WHAT TO PRODUCE: Exactly as they appear, output all of the records. Skip any images.
Start
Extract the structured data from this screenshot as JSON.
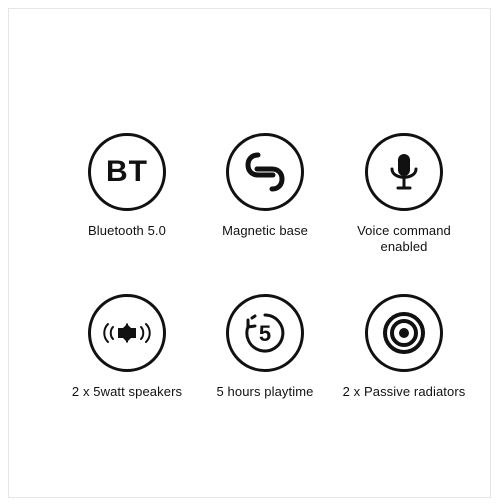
{
  "features": [
    {
      "label": "Bluetooth 5.0",
      "icon": "bluetooth-icon",
      "icon_text": "BT"
    },
    {
      "label": "Magnetic base",
      "icon": "magnet-icon"
    },
    {
      "label": "Voice command\nenabled",
      "icon": "microphone-icon"
    },
    {
      "label": "2 x 5watt speakers",
      "icon": "speakers-icon"
    },
    {
      "label": "5 hours playtime",
      "icon": "playtime-icon",
      "icon_text": "5"
    },
    {
      "label": "2 x Passive radiators",
      "icon": "passive-radiator-icon"
    }
  ],
  "colors": {
    "icon_stroke": "#111111",
    "background": "#ffffff",
    "frame_border": "#e6e6e6"
  }
}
End
TASK OUTPUT:
Extract the structured data from this screenshot as JSON.
{
  "features": [
    {
      "label": "Bluetooth 5.0",
      "icon": "bluetooth-icon",
      "icon_text": "BT"
    },
    {
      "label": "Magnetic base",
      "icon": "magnet-icon"
    },
    {
      "label": "Voice command\nenabled",
      "icon": "microphone-icon"
    },
    {
      "label": "2 x 5watt speakers",
      "icon": "speakers-icon"
    },
    {
      "label": "5 hours playtime",
      "icon": "playtime-icon",
      "icon_text": "5"
    },
    {
      "label": "2 x Passive radiators",
      "icon": "passive-radiator-icon"
    }
  ],
  "colors": {
    "icon_stroke": "#111111",
    "background": "#ffffff",
    "frame_border": "#e6e6e6"
  }
}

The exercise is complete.